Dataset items

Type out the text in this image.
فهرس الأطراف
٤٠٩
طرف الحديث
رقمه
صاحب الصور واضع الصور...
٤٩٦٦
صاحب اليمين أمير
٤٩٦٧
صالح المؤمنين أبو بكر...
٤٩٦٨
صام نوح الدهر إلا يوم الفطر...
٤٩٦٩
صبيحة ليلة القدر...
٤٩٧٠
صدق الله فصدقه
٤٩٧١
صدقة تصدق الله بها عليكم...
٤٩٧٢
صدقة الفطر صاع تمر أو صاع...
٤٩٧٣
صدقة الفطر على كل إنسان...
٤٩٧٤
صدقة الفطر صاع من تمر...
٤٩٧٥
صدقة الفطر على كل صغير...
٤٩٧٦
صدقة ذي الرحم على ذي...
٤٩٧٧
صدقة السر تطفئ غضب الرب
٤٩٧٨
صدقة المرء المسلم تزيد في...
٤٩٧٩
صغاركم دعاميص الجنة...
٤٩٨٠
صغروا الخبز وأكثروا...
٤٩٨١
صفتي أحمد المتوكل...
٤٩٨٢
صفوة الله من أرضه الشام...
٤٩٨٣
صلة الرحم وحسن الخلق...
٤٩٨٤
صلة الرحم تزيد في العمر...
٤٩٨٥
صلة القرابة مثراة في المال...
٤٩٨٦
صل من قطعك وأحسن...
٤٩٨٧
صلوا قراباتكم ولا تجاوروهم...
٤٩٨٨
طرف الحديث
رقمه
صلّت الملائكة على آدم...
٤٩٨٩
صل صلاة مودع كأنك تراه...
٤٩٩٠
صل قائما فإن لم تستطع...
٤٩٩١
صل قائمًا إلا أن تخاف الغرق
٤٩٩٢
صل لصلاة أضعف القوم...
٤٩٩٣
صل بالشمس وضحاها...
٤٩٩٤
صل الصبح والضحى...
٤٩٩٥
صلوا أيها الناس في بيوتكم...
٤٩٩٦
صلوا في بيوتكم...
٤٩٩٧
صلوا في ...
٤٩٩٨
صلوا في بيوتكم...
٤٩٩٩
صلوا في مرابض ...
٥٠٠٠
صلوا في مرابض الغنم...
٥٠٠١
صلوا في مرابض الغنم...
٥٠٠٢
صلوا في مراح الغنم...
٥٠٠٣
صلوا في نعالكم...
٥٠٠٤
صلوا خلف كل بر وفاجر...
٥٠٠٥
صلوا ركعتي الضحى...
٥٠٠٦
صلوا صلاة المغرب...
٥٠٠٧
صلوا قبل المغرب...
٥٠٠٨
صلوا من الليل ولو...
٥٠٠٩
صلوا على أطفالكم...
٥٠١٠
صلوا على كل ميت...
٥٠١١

==

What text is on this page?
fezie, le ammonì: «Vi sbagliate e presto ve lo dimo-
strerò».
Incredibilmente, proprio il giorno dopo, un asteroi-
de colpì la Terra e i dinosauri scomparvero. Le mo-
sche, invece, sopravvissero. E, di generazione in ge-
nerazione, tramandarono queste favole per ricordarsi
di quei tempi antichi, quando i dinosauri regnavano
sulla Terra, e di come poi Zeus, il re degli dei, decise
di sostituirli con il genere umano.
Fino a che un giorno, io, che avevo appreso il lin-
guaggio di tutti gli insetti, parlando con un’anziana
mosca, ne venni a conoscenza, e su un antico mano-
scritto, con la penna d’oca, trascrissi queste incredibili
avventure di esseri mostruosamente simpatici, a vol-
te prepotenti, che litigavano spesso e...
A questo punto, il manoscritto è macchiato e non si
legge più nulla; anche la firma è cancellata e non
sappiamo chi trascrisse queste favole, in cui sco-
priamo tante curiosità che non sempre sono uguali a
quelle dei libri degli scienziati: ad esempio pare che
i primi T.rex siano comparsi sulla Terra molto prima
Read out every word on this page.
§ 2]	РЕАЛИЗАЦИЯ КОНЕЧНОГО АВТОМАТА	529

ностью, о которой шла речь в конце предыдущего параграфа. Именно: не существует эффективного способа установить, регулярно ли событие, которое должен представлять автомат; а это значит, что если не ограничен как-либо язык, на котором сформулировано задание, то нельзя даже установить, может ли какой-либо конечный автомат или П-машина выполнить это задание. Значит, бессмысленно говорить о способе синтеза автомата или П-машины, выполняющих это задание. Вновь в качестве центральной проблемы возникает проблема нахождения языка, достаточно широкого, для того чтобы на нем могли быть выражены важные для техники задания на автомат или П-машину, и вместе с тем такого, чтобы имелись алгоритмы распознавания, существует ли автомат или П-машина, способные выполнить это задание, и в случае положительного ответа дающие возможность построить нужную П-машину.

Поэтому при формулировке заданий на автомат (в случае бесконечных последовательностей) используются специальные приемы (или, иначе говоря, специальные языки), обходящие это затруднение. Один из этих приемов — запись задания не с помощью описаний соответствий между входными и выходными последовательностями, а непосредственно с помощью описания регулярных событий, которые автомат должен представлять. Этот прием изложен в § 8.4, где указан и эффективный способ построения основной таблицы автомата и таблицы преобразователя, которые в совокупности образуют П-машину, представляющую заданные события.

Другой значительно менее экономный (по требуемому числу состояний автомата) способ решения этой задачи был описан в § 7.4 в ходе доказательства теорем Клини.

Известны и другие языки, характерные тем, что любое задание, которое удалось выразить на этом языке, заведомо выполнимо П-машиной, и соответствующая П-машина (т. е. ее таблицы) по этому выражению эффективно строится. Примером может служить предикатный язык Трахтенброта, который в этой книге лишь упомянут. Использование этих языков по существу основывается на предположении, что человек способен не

## Aim of the task
Pick out all lines from the data above in which the word "this" appears.

## Written solution
Type out the text in this image.
What text is on this page?
Read out every word on this page.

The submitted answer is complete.